__Extracted information__.

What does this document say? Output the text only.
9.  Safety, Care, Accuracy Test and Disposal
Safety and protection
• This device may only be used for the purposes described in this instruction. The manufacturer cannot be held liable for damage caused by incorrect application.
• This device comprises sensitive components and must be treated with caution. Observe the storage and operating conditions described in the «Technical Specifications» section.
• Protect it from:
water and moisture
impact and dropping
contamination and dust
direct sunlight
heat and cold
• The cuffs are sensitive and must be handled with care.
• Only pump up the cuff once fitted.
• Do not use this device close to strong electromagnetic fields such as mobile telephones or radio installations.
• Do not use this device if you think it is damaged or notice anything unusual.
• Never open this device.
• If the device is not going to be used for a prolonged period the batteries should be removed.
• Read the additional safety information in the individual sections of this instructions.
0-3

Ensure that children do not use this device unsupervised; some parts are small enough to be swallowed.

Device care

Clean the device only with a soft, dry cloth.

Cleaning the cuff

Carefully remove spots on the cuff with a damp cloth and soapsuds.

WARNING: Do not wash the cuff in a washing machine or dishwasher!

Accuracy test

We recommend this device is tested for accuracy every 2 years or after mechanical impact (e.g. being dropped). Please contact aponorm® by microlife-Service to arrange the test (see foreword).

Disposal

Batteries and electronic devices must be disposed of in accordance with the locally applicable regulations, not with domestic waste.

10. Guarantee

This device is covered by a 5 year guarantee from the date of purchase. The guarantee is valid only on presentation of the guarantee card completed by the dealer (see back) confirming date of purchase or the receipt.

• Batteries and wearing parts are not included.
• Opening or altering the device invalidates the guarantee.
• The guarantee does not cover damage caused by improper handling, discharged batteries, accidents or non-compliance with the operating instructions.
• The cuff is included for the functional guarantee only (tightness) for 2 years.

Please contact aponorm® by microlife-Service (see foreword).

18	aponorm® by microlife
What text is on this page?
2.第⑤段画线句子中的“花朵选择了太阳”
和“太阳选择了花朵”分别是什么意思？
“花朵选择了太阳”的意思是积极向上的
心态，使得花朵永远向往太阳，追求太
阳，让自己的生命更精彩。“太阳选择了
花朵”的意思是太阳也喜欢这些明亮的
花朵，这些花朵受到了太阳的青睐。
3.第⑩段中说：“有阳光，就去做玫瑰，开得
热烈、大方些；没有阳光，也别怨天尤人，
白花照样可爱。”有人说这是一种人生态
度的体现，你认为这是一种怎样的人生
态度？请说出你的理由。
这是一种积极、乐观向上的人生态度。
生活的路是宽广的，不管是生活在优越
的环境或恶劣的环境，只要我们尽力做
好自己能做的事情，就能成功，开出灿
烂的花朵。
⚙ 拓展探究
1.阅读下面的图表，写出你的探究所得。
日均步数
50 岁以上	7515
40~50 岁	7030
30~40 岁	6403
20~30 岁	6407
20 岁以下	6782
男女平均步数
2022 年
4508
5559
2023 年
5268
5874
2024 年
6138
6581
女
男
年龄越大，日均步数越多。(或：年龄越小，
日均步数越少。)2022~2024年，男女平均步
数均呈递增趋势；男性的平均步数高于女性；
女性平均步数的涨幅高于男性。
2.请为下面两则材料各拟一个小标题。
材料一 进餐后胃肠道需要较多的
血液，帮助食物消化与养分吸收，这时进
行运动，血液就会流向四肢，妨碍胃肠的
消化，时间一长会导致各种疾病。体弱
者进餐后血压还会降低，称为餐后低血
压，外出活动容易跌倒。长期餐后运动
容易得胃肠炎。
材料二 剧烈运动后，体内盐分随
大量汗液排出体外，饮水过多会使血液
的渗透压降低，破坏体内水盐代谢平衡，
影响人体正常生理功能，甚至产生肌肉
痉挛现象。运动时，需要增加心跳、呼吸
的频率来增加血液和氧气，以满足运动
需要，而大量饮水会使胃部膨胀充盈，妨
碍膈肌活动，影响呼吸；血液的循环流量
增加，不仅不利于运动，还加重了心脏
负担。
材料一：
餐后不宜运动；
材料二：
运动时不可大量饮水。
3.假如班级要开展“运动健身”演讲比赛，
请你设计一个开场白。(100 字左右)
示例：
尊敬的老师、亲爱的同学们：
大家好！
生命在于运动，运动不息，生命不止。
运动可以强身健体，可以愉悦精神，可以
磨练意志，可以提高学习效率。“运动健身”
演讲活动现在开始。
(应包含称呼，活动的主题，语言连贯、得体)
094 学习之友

__Task instructions__.
Consider the entries above and return each line with the string "described".

__Task solution__.
• This device may only be used for the purposes described in this instruction. The manufacturer cannot be held liable for damage caused by incorrect application.
• This device comprises sensitive components and must be treated with caution. Observe the storage and operating conditions described in the «Technical Specifications» section.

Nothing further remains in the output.